(What the task asks) Copy out the entries that follow, exactly as written.

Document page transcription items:
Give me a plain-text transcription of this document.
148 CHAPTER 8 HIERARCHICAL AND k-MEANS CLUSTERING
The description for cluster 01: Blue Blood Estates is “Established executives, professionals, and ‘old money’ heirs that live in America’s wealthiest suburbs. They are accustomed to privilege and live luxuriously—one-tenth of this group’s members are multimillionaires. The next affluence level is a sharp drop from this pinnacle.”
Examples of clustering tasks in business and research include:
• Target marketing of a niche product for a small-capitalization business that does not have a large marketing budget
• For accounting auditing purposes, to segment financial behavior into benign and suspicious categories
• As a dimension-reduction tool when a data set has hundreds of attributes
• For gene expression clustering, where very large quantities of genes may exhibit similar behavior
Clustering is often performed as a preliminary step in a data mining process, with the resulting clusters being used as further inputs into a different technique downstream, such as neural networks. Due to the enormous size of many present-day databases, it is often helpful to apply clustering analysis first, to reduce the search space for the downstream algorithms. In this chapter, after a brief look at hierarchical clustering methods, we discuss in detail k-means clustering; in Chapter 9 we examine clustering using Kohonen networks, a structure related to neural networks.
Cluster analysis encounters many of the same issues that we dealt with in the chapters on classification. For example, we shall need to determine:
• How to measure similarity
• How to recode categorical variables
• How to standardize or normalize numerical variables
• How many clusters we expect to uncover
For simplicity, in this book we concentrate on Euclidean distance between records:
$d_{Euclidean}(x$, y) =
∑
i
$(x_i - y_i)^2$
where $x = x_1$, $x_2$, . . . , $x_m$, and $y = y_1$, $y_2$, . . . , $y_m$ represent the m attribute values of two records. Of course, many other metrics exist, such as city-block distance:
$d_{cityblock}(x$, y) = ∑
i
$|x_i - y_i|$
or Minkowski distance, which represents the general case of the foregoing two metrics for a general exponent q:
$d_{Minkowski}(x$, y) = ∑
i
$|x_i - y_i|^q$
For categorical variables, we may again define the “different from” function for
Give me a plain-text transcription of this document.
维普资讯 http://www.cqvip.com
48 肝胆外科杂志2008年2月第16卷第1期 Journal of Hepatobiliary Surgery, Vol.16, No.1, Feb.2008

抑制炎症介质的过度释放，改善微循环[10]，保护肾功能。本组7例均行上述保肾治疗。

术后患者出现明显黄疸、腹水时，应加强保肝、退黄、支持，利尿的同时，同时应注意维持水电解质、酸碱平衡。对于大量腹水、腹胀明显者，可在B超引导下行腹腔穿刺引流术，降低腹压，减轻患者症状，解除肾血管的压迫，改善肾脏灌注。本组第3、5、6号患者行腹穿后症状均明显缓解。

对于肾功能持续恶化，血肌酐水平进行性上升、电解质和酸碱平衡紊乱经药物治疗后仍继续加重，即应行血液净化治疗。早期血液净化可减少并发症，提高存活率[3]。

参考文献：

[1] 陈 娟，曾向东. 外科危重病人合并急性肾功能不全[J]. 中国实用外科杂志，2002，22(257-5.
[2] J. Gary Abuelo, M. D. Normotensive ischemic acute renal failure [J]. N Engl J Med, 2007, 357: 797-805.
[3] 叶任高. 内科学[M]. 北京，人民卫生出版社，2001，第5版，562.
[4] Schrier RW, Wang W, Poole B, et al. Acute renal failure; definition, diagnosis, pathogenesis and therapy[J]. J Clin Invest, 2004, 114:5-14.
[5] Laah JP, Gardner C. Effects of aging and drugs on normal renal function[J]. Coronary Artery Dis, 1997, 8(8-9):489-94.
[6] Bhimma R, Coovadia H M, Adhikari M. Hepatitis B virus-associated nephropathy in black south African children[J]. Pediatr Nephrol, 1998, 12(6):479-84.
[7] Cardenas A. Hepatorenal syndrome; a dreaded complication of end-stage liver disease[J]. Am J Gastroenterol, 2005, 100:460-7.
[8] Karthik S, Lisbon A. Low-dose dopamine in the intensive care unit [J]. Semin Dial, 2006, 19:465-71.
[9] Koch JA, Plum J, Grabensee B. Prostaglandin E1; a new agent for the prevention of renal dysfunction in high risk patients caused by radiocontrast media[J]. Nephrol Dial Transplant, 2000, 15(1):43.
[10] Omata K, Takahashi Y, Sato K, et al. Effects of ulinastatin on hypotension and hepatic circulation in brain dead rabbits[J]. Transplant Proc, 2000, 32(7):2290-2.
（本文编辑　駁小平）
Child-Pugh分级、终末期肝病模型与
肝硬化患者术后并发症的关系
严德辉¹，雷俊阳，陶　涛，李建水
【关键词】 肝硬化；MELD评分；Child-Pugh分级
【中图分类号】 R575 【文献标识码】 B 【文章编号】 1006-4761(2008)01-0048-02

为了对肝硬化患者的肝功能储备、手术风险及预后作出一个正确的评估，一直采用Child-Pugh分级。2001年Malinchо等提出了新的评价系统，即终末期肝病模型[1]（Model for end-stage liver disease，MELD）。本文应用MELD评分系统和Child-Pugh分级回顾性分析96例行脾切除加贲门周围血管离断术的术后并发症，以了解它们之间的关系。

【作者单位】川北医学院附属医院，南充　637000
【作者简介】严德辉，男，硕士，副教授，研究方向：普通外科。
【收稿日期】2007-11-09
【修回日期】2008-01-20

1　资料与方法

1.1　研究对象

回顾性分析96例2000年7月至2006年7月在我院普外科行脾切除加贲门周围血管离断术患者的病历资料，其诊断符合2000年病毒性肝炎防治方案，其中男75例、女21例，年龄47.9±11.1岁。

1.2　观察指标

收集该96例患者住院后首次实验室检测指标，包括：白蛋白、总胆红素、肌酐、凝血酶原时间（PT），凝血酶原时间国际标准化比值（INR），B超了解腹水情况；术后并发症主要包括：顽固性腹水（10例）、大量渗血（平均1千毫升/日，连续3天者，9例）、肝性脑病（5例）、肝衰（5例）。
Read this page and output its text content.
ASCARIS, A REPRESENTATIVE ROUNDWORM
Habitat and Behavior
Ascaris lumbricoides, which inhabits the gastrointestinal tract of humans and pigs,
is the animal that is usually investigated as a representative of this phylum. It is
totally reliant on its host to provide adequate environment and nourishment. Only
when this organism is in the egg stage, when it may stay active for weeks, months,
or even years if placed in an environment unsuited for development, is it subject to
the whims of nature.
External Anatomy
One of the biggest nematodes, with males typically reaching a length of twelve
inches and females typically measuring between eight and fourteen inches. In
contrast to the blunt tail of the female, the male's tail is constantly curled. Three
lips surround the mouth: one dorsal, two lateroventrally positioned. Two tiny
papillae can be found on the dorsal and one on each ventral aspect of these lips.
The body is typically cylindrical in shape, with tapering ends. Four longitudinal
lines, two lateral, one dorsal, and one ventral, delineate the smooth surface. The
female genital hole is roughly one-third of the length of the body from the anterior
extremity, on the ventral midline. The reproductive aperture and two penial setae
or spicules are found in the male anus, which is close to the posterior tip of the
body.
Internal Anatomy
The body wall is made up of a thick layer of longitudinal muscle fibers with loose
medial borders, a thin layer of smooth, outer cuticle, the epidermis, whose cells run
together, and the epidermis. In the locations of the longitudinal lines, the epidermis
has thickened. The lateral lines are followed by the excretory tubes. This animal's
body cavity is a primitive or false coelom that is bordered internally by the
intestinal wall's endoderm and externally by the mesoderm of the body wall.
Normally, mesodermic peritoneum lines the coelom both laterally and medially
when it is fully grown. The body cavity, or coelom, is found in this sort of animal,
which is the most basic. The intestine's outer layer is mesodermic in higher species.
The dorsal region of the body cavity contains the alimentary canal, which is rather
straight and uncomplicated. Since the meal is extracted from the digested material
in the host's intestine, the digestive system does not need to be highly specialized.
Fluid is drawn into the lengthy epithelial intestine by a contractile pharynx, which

(Final answer)
Give me a plain-text transcription of this document.
148 CHAPTER 8 HIERARCHICAL AND k-MEANS CLUSTERING
The description for cluster 01: Blue Blood Estates is “Established executives, professionals, and ‘old money’ heirs that live in America’s wealthiest suburbs. They are accustomed to privilege and live luxuriously—one-tenth of this group’s members are multimillionaires. The next affluence level is a sharp drop from this pinnacle.”
Examples of clustering tasks in business and research include:
• Target marketing of a niche product for a small-capitalization business that does not have a large marketing budget
• For accounting auditing purposes, to segment financial behavior into benign and suspicious categories
• As a dimension-reduction tool when a data set has hundreds of attributes
• For gene expression clustering, where very large quantities of genes may exhibit similar behavior
Clustering is often performed as a preliminary step in a data mining process, with the resulting clusters being used as further inputs into a different technique downstream, such as neural networks. Due to the enormous size of many present-day databases, it is often helpful to apply clustering analysis first, to reduce the search space for the downstream algorithms. In this chapter, after a brief look at hierarchical clustering methods, we discuss in detail k-means clustering; in Chapter 9 we examine clustering using Kohonen networks, a structure related to neural networks.
Cluster analysis encounters many of the same issues that we dealt with in the chapters on classification. For example, we shall need to determine:
• How to measure similarity
• How to recode categorical variables
• How to standardize or normalize numerical variables
• How many clusters we expect to uncover
For simplicity, in this book we concentrate on Euclidean distance between records:
$d_{Euclidean}(x$, y) =
∑
i
$(x_i - y_i)^2$
where $x = x_1$, $x_2$, . . . , $x_m$, and $y = y_1$, $y_2$, . . . , $y_m$ represent the m attribute values of two records. Of course, many other metrics exist, such as city-block distance:
$d_{cityblock}(x$, y) = ∑
i
$|x_i - y_i|$
or Minkowski distance, which represents the general case of the foregoing two metrics for a general exponent q:
$d_{Minkowski}(x$, y) = ∑
i
$|x_i - y_i|^q$
For categorical variables, we may again define the “different from” function for
Give me a plain-text transcription of this document.
维普资讯 http://www.cqvip.com
48 肝胆外科杂志2008年2月第16卷第1期 Journal of Hepatobiliary Surgery, Vol.16, No.1, Feb.2008

抑制炎症介质的过度释放，改善微循环[10]，保护肾功能。本组7例均行上述保肾治疗。

术后患者出现明显黄疸、腹水时，应加强保肝、退黄、支持，利尿的同时，同时应注意维持水电解质、酸碱平衡。对于大量腹水、腹胀明显者，可在B超引导下行腹腔穿刺引流术，降低腹压，减轻患者症状，解除肾血管的压迫，改善肾脏灌注。本组第3、5、6号患者行腹穿后症状均明显缓解。

对于肾功能持续恶化，血肌酐水平进行性上升、电解质和酸碱平衡紊乱经药物治疗后仍继续加重，即应行血液净化治疗。早期血液净化可减少并发症，提高存活率[3]。

参考文献：

[1] 陈 娟，曾向东. 外科危重病人合并急性肾功能不全[J]. 中国实用外科杂志，2002，22(257-5.
[2] J. Gary Abuelo, M. D. Normotensive ischemic acute renal failure [J]. N Engl J Med, 2007, 357: 797-805.
[3] 叶任高. 内科学[M]. 北京，人民卫生出版社，2001，第5版，562.
[4] Schrier RW, Wang W, Poole B, et al. Acute renal failure; definition, diagnosis, pathogenesis and therapy[J]. J Clin Invest, 2004, 114:5-14.
[5] Laah JP, Gardner C. Effects of aging and drugs on normal renal function[J]. Coronary Artery Dis, 1997, 8(8-9):489-94.
[6] Bhimma R, Coovadia H M, Adhikari M. Hepatitis B virus-associated nephropathy in black south African children[J]. Pediatr Nephrol, 1998, 12(6):479-84.
[7] Cardenas A. Hepatorenal syndrome; a dreaded complication of end-stage liver disease[J]. Am J Gastroenterol, 2005, 100:460-7.
[8] Karthik S, Lisbon A. Low-dose dopamine in the intensive care unit [J]. Semin Dial, 2006, 19:465-71.
[9] Koch JA, Plum J, Grabensee B. Prostaglandin E1; a new agent for the prevention of renal dysfunction in high risk patients caused by radiocontrast media[J]. Nephrol Dial Transplant, 2000, 15(1):43.
[10] Omata K, Takahashi Y, Sato K, et al. Effects of ulinastatin on hypotension and hepatic circulation in brain dead rabbits[J]. Transplant Proc, 2000, 32(7):2290-2.
（本文编辑　駁小平）
Child-Pugh分级、终末期肝病模型与
肝硬化患者术后并发症的关系
严德辉¹，雷俊阳，陶　涛，李建水
【关键词】 肝硬化；MELD评分；Child-Pugh分级
【中图分类号】 R575 【文献标识码】 B 【文章编号】 1006-4761(2008)01-0048-02

为了对肝硬化患者的肝功能储备、手术风险及预后作出一个正确的评估，一直采用Child-Pugh分级。2001年Malinchо等提出了新的评价系统，即终末期肝病模型[1]（Model for end-stage liver disease，MELD）。本文应用MELD评分系统和Child-Pugh分级回顾性分析96例行脾切除加贲门周围血管离断术的术后并发症，以了解它们之间的关系。

【作者单位】川北医学院附属医院，南充　637000
【作者简介】严德辉，男，硕士，副教授，研究方向：普通外科。
【收稿日期】2007-11-09
【修回日期】2008-01-20

1　资料与方法

1.1　研究对象

回顾性分析96例2000年7月至2006年7月在我院普外科行脾切除加贲门周围血管离断术患者的病历资料，其诊断符合2000年病毒性肝炎防治方案，其中男75例、女21例，年龄47.9±11.1岁。

1.2　观察指标

收集该96例患者住院后首次实验室检测指标，包括：白蛋白、总胆红素、肌酐、凝血酶原时间（PT），凝血酶原时间国际标准化比值（INR），B超了解腹水情况；术后并发症主要包括：顽固性腹水（10例）、大量渗血（平均1千毫升/日，连续3天者，9例）、肝性脑病（5例）、肝衰（5例）。
Read this page and output its text content.
ASCARIS, A REPRESENTATIVE ROUNDWORM
Habitat and Behavior
Ascaris lumbricoides, which inhabits the gastrointestinal tract of humans and pigs,
is the animal that is usually investigated as a representative of this phylum. It is
totally reliant on its host to provide adequate environment and nourishment. Only
when this organism is in the egg stage, when it may stay active for weeks, months,
or even years if placed in an environment unsuited for development, is it subject to
the whims of nature.
External Anatomy
One of the biggest nematodes, with males typically reaching a length of twelve
inches and females typically measuring between eight and fourteen inches. In
contrast to the blunt tail of the female, the male's tail is constantly curled. Three
lips surround the mouth: one dorsal, two lateroventrally positioned. Two tiny
papillae can be found on the dorsal and one on each ventral aspect of these lips.
The body is typically cylindrical in shape, with tapering ends. Four longitudinal
lines, two lateral, one dorsal, and one ventral, delineate the smooth surface. The
female genital hole is roughly one-third of the length of the body from the anterior
extremity, on the ventral midline. The reproductive aperture and two penial setae
or spicules are found in the male anus, which is close to the posterior tip of the
body.
Internal Anatomy
The body wall is made up of a thick layer of longitudinal muscle fibers with loose
medial borders, a thin layer of smooth, outer cuticle, the epidermis, whose cells run
together, and the epidermis. In the locations of the longitudinal lines, the epidermis
has thickened. The lateral lines are followed by the excretory tubes. This animal's
body cavity is a primitive or false coelom that is bordered internally by the
intestinal wall's endoderm and externally by the mesoderm of the body wall.
Normally, mesodermic peritoneum lines the coelom both laterally and medially
when it is fully grown. The body cavity, or coelom, is found in this sort of animal,
which is the most basic. The intestine's outer layer is mesodermic in higher species.
The dorsal region of the body cavity contains the alimentary canal, which is rather
straight and uncomplicated. Since the meal is extracted from the digested material
in the host's intestine, the digestive system does not need to be highly specialized.
Fluid is drawn into the lengthy epithelial intestine by a contractile pharynx, which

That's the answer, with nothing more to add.